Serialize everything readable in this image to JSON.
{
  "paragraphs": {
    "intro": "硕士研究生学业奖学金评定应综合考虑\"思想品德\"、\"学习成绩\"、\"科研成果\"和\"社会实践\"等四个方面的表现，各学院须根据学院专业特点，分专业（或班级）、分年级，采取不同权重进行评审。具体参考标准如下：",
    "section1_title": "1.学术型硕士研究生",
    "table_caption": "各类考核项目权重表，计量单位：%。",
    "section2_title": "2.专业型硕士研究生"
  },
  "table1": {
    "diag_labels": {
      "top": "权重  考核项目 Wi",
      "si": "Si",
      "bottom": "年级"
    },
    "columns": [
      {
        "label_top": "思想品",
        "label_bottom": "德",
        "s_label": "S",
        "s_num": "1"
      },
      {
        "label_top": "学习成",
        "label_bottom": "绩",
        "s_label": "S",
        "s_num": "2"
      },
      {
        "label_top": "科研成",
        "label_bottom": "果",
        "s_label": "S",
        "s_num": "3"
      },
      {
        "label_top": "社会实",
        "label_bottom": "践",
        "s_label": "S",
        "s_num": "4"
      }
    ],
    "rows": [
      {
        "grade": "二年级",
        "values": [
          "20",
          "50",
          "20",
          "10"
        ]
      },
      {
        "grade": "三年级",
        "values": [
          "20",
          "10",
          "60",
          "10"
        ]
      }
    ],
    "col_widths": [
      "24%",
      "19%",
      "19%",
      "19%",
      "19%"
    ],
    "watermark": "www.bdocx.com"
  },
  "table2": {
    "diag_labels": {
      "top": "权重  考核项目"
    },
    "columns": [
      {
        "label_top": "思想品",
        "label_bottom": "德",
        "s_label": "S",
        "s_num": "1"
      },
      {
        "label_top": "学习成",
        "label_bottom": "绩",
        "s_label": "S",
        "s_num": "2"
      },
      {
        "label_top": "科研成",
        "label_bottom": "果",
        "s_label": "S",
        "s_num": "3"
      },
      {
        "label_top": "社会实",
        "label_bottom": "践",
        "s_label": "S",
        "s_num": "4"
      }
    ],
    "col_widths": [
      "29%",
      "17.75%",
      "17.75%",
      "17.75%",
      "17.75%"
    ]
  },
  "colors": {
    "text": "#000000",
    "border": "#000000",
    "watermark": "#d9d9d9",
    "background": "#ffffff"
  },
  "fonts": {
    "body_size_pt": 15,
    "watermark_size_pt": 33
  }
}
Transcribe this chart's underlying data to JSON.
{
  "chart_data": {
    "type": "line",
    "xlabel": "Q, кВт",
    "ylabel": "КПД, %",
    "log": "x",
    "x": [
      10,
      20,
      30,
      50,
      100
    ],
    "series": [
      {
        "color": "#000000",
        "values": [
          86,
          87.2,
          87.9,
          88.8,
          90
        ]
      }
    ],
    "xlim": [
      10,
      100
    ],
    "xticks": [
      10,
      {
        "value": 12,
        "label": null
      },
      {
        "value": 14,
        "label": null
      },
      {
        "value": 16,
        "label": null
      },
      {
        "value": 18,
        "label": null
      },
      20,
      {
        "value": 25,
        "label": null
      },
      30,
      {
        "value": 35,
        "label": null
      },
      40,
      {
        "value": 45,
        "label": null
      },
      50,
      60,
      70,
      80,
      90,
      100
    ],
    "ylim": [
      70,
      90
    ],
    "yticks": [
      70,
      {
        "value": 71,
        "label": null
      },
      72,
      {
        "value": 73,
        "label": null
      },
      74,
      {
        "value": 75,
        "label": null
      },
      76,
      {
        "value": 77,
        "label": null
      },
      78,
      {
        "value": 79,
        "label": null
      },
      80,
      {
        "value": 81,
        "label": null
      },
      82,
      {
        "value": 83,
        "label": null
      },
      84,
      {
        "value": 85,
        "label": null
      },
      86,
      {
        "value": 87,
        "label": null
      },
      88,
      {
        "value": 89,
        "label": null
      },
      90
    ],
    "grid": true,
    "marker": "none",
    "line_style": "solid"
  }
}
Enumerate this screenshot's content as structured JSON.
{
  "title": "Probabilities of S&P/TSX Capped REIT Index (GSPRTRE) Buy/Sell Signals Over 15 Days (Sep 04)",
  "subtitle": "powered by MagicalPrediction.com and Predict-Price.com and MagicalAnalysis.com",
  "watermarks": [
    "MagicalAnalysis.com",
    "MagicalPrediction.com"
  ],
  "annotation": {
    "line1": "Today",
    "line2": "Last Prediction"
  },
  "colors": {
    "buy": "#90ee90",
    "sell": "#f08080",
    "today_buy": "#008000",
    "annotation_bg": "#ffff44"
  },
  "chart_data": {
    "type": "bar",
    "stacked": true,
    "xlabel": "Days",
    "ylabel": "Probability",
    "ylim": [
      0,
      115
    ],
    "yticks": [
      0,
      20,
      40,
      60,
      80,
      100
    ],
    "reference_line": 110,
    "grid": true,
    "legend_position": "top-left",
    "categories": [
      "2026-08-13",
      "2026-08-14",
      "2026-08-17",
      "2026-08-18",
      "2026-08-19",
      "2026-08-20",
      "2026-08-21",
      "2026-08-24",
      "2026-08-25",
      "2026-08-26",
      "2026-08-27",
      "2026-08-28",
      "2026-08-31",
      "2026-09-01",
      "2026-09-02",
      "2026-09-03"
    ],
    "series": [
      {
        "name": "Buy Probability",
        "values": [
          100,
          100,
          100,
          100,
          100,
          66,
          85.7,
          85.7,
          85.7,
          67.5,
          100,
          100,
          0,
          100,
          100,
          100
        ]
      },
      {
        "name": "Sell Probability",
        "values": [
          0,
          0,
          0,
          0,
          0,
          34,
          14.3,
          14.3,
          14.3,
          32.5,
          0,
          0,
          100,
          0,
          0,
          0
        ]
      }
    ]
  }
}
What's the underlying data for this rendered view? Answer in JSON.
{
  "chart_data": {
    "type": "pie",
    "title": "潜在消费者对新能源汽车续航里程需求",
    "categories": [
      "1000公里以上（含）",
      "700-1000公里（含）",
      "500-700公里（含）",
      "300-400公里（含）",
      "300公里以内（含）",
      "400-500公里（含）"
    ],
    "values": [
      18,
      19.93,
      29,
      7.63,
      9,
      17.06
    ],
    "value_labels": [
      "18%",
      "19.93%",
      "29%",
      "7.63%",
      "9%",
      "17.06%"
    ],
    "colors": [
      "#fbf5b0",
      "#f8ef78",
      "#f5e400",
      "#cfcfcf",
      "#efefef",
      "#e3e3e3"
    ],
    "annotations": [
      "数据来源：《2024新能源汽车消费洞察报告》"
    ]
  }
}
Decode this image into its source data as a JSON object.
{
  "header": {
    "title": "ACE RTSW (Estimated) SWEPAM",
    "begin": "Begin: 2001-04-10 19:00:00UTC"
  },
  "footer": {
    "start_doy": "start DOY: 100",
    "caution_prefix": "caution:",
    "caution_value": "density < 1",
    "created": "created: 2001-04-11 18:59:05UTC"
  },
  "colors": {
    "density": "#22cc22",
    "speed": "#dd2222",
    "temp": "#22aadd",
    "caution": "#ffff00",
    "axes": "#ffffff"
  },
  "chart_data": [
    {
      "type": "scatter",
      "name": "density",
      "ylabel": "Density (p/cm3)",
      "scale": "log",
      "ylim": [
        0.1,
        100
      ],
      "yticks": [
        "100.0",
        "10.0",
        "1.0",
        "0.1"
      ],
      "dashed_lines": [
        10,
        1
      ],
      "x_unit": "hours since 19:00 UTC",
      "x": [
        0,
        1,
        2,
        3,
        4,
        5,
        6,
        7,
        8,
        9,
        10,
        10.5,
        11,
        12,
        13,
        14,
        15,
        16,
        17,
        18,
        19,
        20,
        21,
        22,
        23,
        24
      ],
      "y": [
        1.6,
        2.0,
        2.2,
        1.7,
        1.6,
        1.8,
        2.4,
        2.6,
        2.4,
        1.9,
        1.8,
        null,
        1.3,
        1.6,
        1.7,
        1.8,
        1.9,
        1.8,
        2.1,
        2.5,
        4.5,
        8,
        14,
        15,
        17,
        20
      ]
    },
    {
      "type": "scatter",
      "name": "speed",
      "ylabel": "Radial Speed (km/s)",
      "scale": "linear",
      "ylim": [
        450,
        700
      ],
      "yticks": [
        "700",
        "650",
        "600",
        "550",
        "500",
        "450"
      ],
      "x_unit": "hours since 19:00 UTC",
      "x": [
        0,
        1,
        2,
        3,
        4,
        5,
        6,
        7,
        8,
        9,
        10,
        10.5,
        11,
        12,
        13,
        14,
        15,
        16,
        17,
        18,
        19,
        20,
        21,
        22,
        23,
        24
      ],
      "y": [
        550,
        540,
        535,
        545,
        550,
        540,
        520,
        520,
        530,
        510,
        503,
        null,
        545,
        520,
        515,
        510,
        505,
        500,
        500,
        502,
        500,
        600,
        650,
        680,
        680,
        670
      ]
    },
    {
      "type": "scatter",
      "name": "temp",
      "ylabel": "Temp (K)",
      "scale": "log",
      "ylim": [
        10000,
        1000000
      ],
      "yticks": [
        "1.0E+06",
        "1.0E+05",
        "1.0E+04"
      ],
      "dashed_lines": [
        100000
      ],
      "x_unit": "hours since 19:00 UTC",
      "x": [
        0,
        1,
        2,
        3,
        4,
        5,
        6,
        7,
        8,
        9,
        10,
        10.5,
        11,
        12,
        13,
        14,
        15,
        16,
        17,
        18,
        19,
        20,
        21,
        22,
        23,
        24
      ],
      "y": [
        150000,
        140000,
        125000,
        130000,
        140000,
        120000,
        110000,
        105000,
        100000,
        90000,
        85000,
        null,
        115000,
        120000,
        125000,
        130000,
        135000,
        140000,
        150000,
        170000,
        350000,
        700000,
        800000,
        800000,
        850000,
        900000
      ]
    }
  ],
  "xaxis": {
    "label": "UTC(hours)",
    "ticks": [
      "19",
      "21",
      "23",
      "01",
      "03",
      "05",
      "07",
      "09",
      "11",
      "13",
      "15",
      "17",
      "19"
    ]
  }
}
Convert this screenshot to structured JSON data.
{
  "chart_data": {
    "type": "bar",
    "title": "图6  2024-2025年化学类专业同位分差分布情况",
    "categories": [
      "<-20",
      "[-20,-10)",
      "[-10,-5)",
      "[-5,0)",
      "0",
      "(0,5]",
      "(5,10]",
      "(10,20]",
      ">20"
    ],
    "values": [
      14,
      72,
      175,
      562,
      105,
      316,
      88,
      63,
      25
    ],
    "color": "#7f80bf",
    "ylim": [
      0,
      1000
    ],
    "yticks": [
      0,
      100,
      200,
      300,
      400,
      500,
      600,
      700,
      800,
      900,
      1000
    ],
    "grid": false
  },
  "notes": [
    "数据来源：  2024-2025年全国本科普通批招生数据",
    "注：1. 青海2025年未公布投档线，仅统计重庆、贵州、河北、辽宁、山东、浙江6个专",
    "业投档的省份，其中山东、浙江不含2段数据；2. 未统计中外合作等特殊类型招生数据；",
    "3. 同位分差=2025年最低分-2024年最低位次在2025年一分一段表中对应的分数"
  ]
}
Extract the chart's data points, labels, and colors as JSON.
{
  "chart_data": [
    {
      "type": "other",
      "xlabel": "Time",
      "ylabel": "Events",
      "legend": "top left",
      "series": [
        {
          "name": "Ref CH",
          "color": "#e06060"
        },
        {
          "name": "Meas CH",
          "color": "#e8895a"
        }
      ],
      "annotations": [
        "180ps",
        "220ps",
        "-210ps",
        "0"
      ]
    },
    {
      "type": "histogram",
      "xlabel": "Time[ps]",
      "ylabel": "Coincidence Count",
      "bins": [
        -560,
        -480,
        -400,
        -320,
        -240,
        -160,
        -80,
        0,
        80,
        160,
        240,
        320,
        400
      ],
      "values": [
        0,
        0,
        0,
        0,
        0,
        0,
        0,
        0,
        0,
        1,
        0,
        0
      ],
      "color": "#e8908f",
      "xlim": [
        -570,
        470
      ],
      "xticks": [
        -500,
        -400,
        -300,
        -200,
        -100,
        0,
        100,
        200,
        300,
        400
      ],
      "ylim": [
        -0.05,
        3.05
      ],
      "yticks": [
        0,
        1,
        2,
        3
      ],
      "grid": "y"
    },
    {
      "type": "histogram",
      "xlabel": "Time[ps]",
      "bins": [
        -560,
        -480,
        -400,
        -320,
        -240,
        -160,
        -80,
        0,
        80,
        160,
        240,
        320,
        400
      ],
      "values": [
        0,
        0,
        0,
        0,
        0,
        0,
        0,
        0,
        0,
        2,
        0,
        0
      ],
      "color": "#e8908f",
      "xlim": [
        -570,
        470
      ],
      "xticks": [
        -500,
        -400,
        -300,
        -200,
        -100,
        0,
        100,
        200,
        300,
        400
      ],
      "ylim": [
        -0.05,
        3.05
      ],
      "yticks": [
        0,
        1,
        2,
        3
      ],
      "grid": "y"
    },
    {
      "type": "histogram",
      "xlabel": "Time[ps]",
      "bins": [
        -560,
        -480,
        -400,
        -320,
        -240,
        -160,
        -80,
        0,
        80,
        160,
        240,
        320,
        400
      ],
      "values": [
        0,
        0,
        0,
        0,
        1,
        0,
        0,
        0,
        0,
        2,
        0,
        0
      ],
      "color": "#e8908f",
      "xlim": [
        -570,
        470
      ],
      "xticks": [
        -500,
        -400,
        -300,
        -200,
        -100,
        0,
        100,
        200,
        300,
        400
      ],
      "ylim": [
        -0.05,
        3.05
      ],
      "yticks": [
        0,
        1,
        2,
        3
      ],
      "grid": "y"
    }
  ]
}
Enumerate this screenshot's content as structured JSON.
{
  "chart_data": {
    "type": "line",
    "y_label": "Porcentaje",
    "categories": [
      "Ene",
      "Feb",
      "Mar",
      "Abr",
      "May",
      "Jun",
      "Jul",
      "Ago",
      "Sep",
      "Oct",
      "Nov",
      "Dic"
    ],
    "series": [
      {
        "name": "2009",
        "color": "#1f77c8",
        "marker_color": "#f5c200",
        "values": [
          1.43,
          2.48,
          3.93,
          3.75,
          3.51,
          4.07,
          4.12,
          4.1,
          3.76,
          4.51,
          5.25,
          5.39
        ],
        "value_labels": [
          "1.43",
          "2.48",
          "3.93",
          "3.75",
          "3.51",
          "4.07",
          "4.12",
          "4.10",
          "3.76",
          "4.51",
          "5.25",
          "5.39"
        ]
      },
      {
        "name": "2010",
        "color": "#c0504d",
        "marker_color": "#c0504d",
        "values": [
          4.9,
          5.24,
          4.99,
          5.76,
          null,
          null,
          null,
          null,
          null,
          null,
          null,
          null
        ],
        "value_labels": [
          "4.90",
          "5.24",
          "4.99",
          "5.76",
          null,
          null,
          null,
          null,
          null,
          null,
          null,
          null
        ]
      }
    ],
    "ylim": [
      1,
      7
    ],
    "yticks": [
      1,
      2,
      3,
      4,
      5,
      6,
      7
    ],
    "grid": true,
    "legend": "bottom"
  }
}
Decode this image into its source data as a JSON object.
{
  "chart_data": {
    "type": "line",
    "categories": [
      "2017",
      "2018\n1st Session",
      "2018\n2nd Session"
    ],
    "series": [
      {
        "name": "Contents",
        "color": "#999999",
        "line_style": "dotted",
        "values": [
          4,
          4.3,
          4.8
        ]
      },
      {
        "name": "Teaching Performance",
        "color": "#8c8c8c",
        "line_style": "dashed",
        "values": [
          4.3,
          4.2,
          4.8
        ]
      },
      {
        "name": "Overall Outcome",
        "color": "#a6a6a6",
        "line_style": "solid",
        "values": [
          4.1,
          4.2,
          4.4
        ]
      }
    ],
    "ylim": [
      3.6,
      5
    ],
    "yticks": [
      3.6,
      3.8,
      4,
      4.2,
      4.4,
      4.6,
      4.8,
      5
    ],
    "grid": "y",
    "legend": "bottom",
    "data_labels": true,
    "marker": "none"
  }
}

== Work required ==
Make a list of all lines in the data that contain "left".

== Worked solution ==
    "legend_position": "top-left",
      "legend": "top left",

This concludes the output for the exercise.